"""
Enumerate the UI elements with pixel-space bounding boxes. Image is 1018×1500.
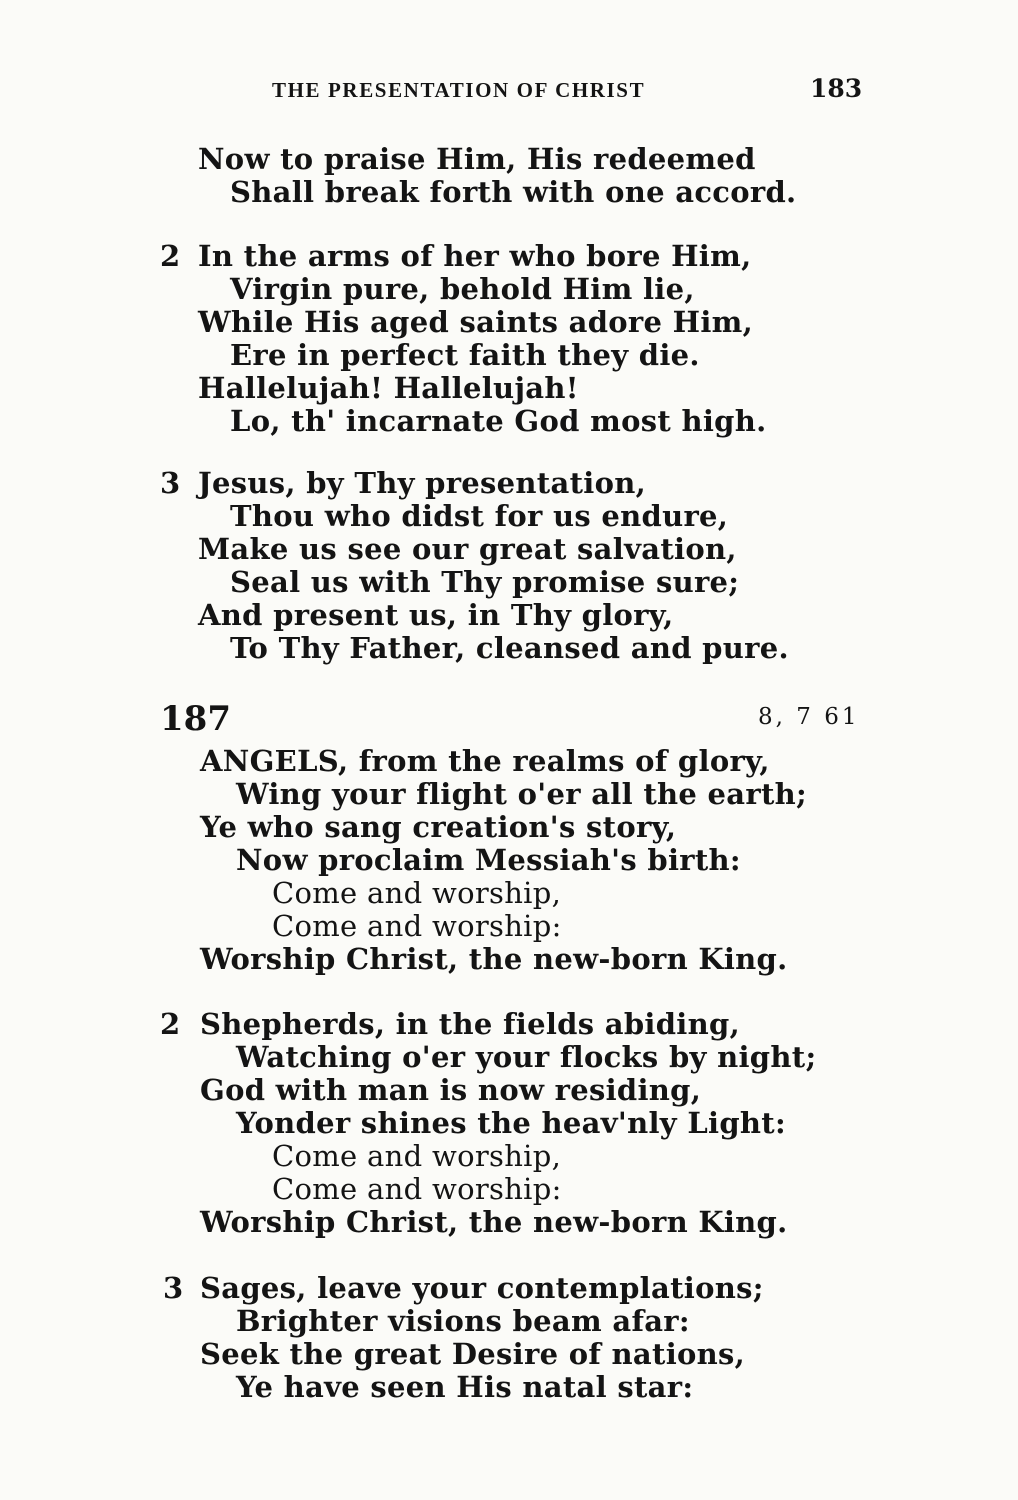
running-title: THE PRESENTATION OF CHRIST: [272, 78, 646, 102]
verse-line: Watching o'er your flocks by night;: [236, 1040, 817, 1074]
verse-line: Worship Christ, the new-born King.: [200, 1205, 788, 1239]
verse-number: 3: [163, 1271, 184, 1305]
refrain-line: Come and worship,: [272, 1139, 562, 1173]
page-header: [0, 74, 1018, 114]
verse-line: Hallelujah! Hallelujah!: [198, 371, 579, 405]
verse-number: 2: [160, 1007, 181, 1041]
verse-line: While His aged saints adore Him,: [198, 305, 754, 339]
verse-line: Shall break forth with one accord.: [230, 175, 797, 209]
verse-line: God with man is now residing,: [200, 1073, 702, 1107]
verse-line: And present us, in Thy glory,: [198, 598, 674, 632]
verse-number: 2: [160, 239, 181, 273]
verse-line: Seek the great Desire of nations,: [200, 1337, 746, 1371]
verse-line: Seal us with Thy promise sure;: [230, 565, 740, 599]
verse-line: Yonder shines the heav'nly Light:: [236, 1106, 786, 1140]
verse-line: Make us see our great salvation,: [198, 532, 737, 566]
verse-line: Now proclaim Messiah's birth:: [236, 843, 741, 877]
verse-number: 3: [160, 466, 181, 500]
verse-line: Ye have seen His natal star:: [236, 1370, 694, 1404]
verse-line: Sages, leave your contemplations;: [200, 1271, 764, 1305]
verse-line: Ere in perfect faith they die.: [230, 338, 700, 372]
verse-line: Wing your flight o'er all the earth;: [236, 777, 808, 811]
verse-line: Now to praise Him, His redeemed: [198, 142, 756, 176]
verse-line: ANGELS, from the realms of glory,: [200, 744, 770, 778]
hymn-number: 187: [160, 699, 231, 739]
verse-line: Thou who didst for us endure,: [230, 499, 729, 533]
verse-line: Shepherds, in the fields abiding,: [200, 1007, 740, 1041]
refrain-line: Come and worship:: [272, 1172, 562, 1206]
verse-line: To Thy Father, cleansed and pure.: [230, 631, 789, 665]
verse-line: Brighter visions beam afar:: [236, 1304, 690, 1338]
refrain-line: Come and worship,: [272, 876, 562, 910]
verse-line: Ye who sang creation's story,: [200, 810, 677, 844]
verse-line: Virgin pure, behold Him lie,: [230, 272, 695, 306]
refrain-line: Come and worship:: [272, 909, 562, 943]
hymn-meter: 8, 7 61: [758, 704, 860, 730]
verse-line: In the arms of her who bore Him,: [198, 239, 752, 273]
verse-line: Worship Christ, the new-born King.: [200, 942, 788, 976]
page-number: 183: [810, 74, 863, 103]
verse-line: Jesus, by Thy presentation,: [198, 466, 647, 500]
verse-line: Lo, th' incarnate God most high.: [230, 404, 767, 438]
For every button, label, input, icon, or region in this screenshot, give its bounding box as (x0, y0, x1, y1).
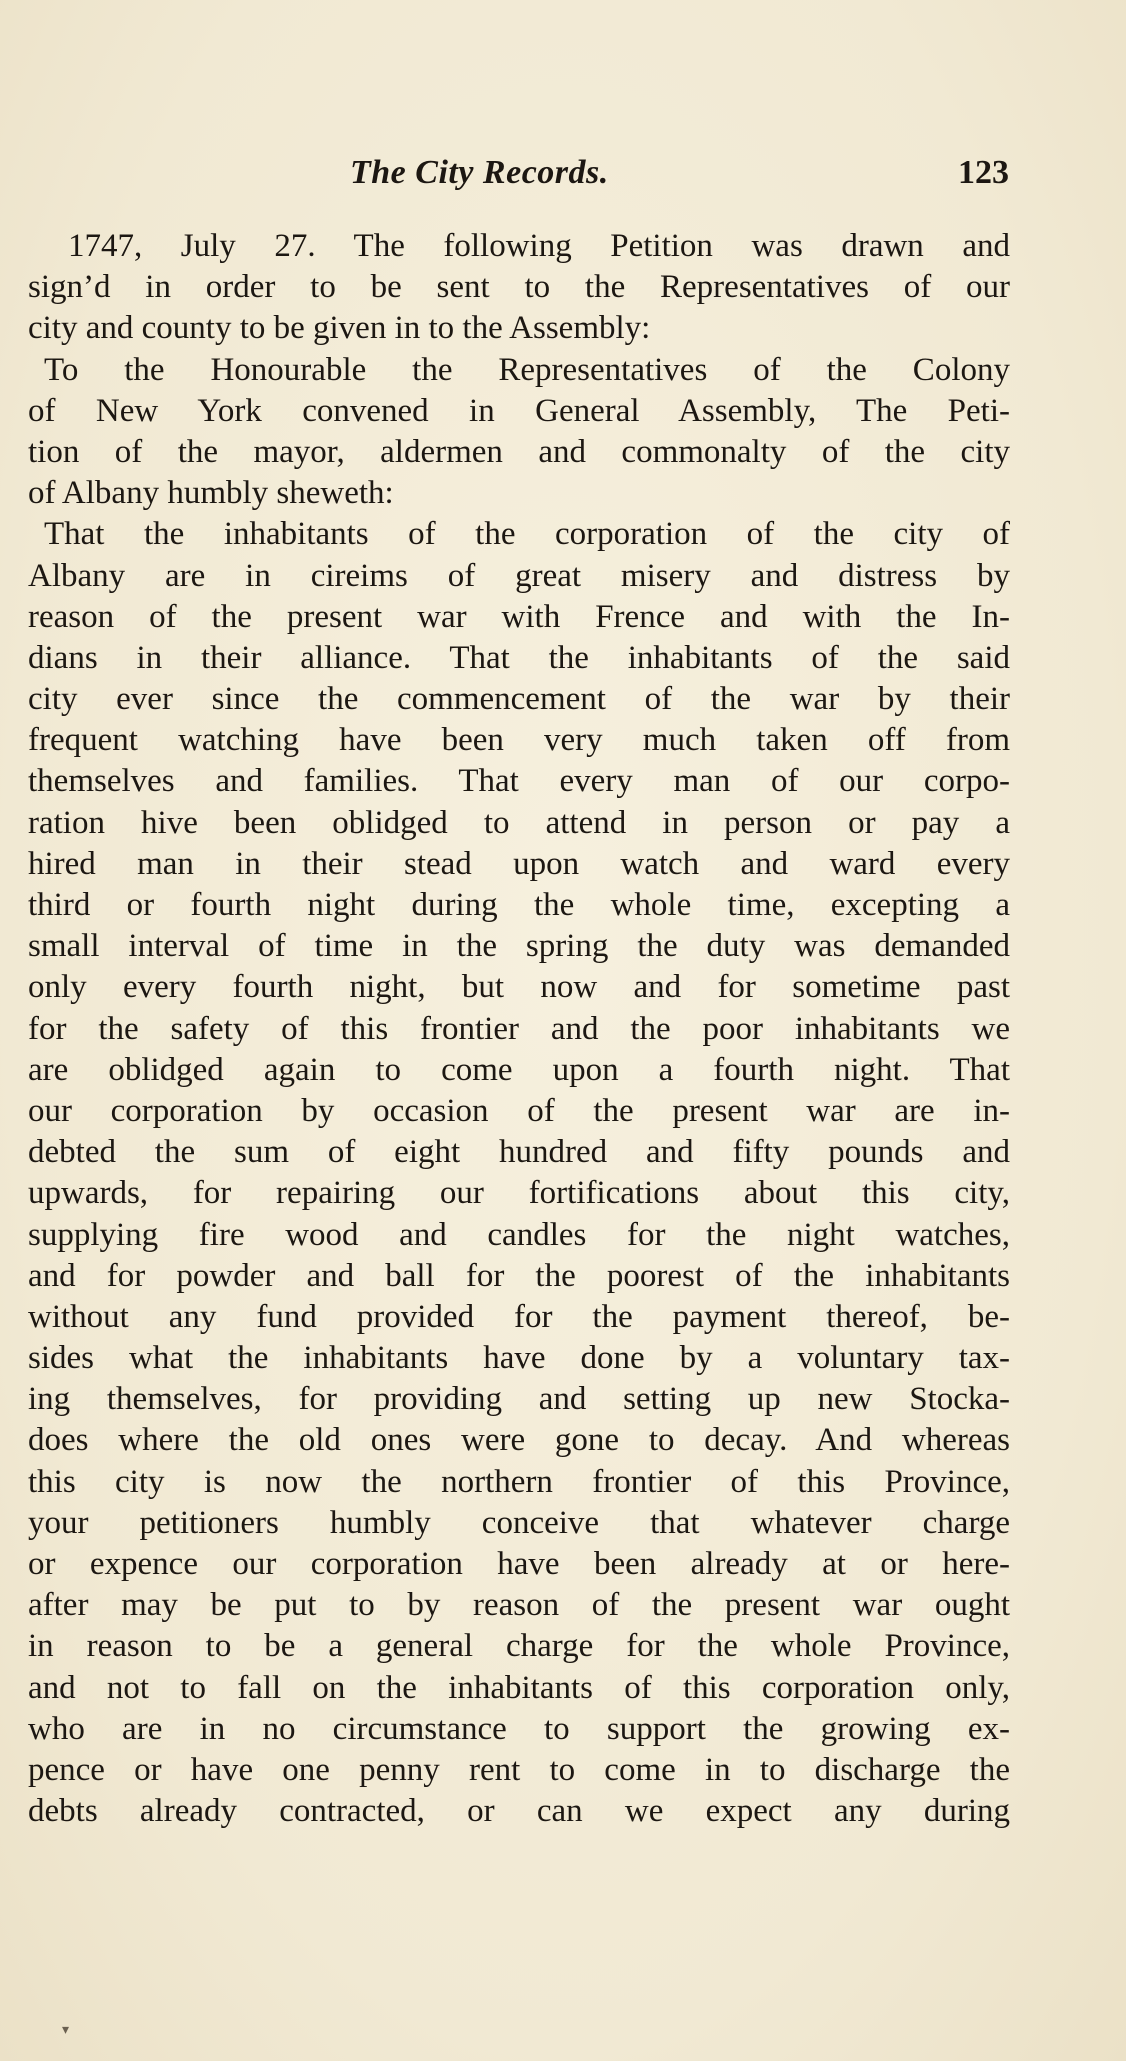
running-title: The City Records. (350, 154, 609, 191)
text-line: ration hive been oblidged to attend in person or pay a (28, 804, 1010, 841)
text-line: themselves and families. That every man of our corpo- (28, 763, 1010, 800)
text-line: small interval of time in the spring the duty was demanded (28, 928, 1010, 965)
text-line: of New York convened in General Assembly, The Peti- (28, 392, 1010, 429)
text-line: hired man in their stead upon watch and ward every (28, 845, 1010, 882)
text-line: debts already contracted, or can we expect any during (28, 1793, 1010, 1830)
text-line: dians in their alliance. That the inhabitants of the said (28, 639, 1010, 676)
text-line: of Albany humbly sheweth: (28, 475, 394, 512)
text-line: without any fund provided for the payment thereof, be- (28, 1298, 1010, 1335)
text-line: reason of the present war with Frence and with the In- (28, 598, 1010, 635)
text-line: tion of the mayor, aldermen and commonalty of the city (28, 433, 1010, 470)
text-line: ing themselves, for providing and setting up new Stocka- (28, 1381, 1010, 1418)
text-line: in reason to be a general charge for the whole Province, (28, 1628, 1010, 1665)
text-line: and not to fall on the inhabitants of this corporation only, (28, 1669, 1010, 1706)
text-line: Albany are in cireims of great misery and distress by (28, 557, 1010, 594)
text-line: or expence our corporation have been already at or here- (28, 1546, 1010, 1582)
text-line: city and county to be given in to the Assembly: (28, 310, 651, 347)
text-line: pence or have one penny rent to come in to discharge the (28, 1751, 1010, 1788)
text-line: frequent watching have been very much taken off from (28, 722, 1010, 759)
paper-speck: ▾ (62, 2023, 70, 2038)
text-line: supplying fire wood and candles for the night watches, (28, 1216, 1010, 1253)
text-line: after may be put to by reason of the present war ought (28, 1587, 1010, 1624)
text-line: 1747, July 27. The following Petition was drawn and (68, 228, 1010, 264)
body-text (28, 226, 1010, 1832)
text-line: sign’d in order to be sent to the Representatives of our (28, 269, 1010, 306)
page-header (0, 150, 1126, 200)
text-line: your petitioners humbly conceive that whatever charge (28, 1504, 1010, 1541)
text-line: To the Honourable the Representatives of the Colony (44, 351, 1010, 388)
text-line: third or fourth night during the whole time, excepting a (28, 887, 1010, 923)
page-number: 123 (958, 154, 1009, 191)
text-line: are oblidged again to come upon a fourth night. That (28, 1051, 1010, 1088)
text-line: for the safety of this frontier and the poor inhabitants we (28, 1010, 1010, 1047)
text-line: who are in no circumstance to support the growing ex- (28, 1710, 1010, 1747)
text-line: upwards, for repairing our fortifications about this city, (28, 1175, 1010, 1212)
text-line: sides what the inhabitants have done by a voluntary tax- (28, 1340, 1010, 1377)
text-line: That the inhabitants of the corporation of the city of (44, 516, 1010, 553)
text-line: only every fourth night, but now and for sometime past (28, 969, 1010, 1006)
text-line: debted the sum of eight hundred and fifty pounds and (28, 1134, 1010, 1171)
text-line: and for powder and ball for the poorest of the inhabitants (28, 1257, 1010, 1294)
text-line: does where the old ones were gone to decay. And whereas (28, 1422, 1010, 1459)
text-line: this city is now the northern frontier of this Province, (28, 1463, 1010, 1500)
text-line: our corporation by occasion of the present war are in- (28, 1092, 1010, 1129)
text-line: city ever since the commencement of the war by their (28, 681, 1010, 718)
"""
* The task: Print all of the records above word for word, leaving out the pictures.

* Solution for this problem:
Enumerate the UI elements with pixel-space bounding boxes. Image is 1018×1500.
running-title: THE PRESENTATION OF CHRIST: [272, 78, 646, 102]
verse-line: Watching o'er your flocks by night;: [236, 1040, 817, 1074]
verse-line: Worship Christ, the new-born King.: [200, 1205, 788, 1239]
verse-number: 3: [163, 1271, 184, 1305]
refrain-line: Come and worship,: [272, 1139, 562, 1173]
page-header: [0, 74, 1018, 114]
verse-line: Hallelujah! Hallelujah!: [198, 371, 579, 405]
verse-number: 2: [160, 1007, 181, 1041]
verse-line: While His aged saints adore Him,: [198, 305, 754, 339]
verse-line: Shall break forth with one accord.: [230, 175, 797, 209]
verse-line: God with man is now residing,: [200, 1073, 702, 1107]
verse-line: And present us, in Thy glory,: [198, 598, 674, 632]
verse-number: 2: [160, 239, 181, 273]
verse-line: Seek the great Desire of nations,: [200, 1337, 746, 1371]
verse-line: Seal us with Thy promise sure;: [230, 565, 740, 599]
verse-line: Yonder shines the heav'nly Light:: [236, 1106, 786, 1140]
verse-line: Make us see our great salvation,: [198, 532, 737, 566]
verse-line: Now proclaim Messiah's birth:: [236, 843, 741, 877]
verse-number: 3: [160, 466, 181, 500]
verse-line: Ye have seen His natal star:: [236, 1370, 694, 1404]
verse-line: Sages, leave your contemplations;: [200, 1271, 764, 1305]
verse-line: Ere in perfect faith they die.: [230, 338, 700, 372]
verse-line: Wing your flight o'er all the earth;: [236, 777, 808, 811]
verse-line: Now to praise Him, His redeemed: [198, 142, 756, 176]
verse-line: ANGELS, from the realms of glory,: [200, 744, 770, 778]
hymn-number: 187: [160, 699, 231, 739]
verse-line: Thou who didst for us endure,: [230, 499, 729, 533]
verse-line: Shepherds, in the fields abiding,: [200, 1007, 740, 1041]
refrain-line: Come and worship:: [272, 1172, 562, 1206]
verse-line: To Thy Father, cleansed and pure.: [230, 631, 789, 665]
verse-line: Brighter visions beam afar:: [236, 1304, 690, 1338]
refrain-line: Come and worship,: [272, 876, 562, 910]
verse-line: Ye who sang creation's story,: [200, 810, 677, 844]
verse-line: Virgin pure, behold Him lie,: [230, 272, 695, 306]
refrain-line: Come and worship:: [272, 909, 562, 943]
hymn-meter: 8, 7 61: [758, 704, 860, 730]
verse-line: In the arms of her who bore Him,: [198, 239, 752, 273]
verse-line: Worship Christ, the new-born King.: [200, 942, 788, 976]
page-number: 183: [810, 74, 863, 103]
verse-line: Jesus, by Thy presentation,: [198, 466, 647, 500]
verse-line: Lo, th' incarnate God most high.: [230, 404, 767, 438]
For every button, label, input, icon, or region in this screenshot, give its bounding box as (x0, y0, x1, y1).
running-title: The City Records. (350, 154, 609, 191)
text-line: ration hive been oblidged to attend in person or pay a (28, 804, 1010, 841)
text-line: themselves and families. That every man of our corpo- (28, 763, 1010, 800)
text-line: small interval of time in the spring the duty was demanded (28, 928, 1010, 965)
text-line: of New York convened in General Assembly, The Peti- (28, 392, 1010, 429)
text-line: hired man in their stead upon watch and ward every (28, 845, 1010, 882)
text-line: debts already contracted, or can we expect any during (28, 1793, 1010, 1830)
text-line: dians in their alliance. That the inhabitants of the said (28, 639, 1010, 676)
text-line: of Albany humbly sheweth: (28, 475, 394, 512)
text-line: without any fund provided for the payment thereof, be- (28, 1298, 1010, 1335)
text-line: reason of the present war with Frence and with the In- (28, 598, 1010, 635)
text-line: tion of the mayor, aldermen and commonalty of the city (28, 433, 1010, 470)
text-line: ing themselves, for providing and setting up new Stocka- (28, 1381, 1010, 1418)
text-line: in reason to be a general charge for the whole Province, (28, 1628, 1010, 1665)
text-line: and not to fall on the inhabitants of this corporation only, (28, 1669, 1010, 1706)
text-line: Albany are in cireims of great misery and distress by (28, 557, 1010, 594)
text-line: or expence our corporation have been already at or here- (28, 1546, 1010, 1582)
text-line: city and county to be given in to the Assembly: (28, 310, 651, 347)
text-line: pence or have one penny rent to come in to discharge the (28, 1751, 1010, 1788)
text-line: frequent watching have been very much taken off from (28, 722, 1010, 759)
paper-speck: ▾ (62, 2023, 70, 2038)
text-line: supplying fire wood and candles for the night watches, (28, 1216, 1010, 1253)
text-line: after may be put to by reason of the present war ought (28, 1587, 1010, 1624)
text-line: 1747, July 27. The following Petition was drawn and (68, 228, 1010, 264)
body-text (28, 226, 1010, 1832)
text-line: sign’d in order to be sent to the Representatives of our (28, 269, 1010, 306)
page-header (0, 150, 1126, 200)
text-line: your petitioners humbly conceive that whatever charge (28, 1504, 1010, 1541)
text-line: To the Honourable the Representatives of the Colony (44, 351, 1010, 388)
text-line: third or fourth night during the whole time, excepting a (28, 887, 1010, 923)
page-number: 123 (958, 154, 1009, 191)
text-line: are oblidged again to come upon a fourth night. That (28, 1051, 1010, 1088)
text-line: for the safety of this frontier and the poor inhabitants we (28, 1010, 1010, 1047)
text-line: who are in no circumstance to support the growing ex- (28, 1710, 1010, 1747)
text-line: upwards, for repairing our fortifications about this city, (28, 1175, 1010, 1212)
text-line: sides what the inhabitants have done by a voluntary tax- (28, 1340, 1010, 1377)
text-line: That the inhabitants of the corporation of the city of (44, 516, 1010, 553)
text-line: only every fourth night, but now and for sometime past (28, 969, 1010, 1006)
text-line: debted the sum of eight hundred and fifty pounds and (28, 1134, 1010, 1171)
text-line: and for powder and ball for the poorest of the inhabitants (28, 1257, 1010, 1294)
text-line: does where the old ones were gone to decay. And whereas (28, 1422, 1010, 1459)
text-line: this city is now the northern frontier of this Province, (28, 1463, 1010, 1500)
text-line: our corporation by occasion of the present war are in- (28, 1092, 1010, 1129)
text-line: city ever since the commencement of the war by their (28, 681, 1010, 718)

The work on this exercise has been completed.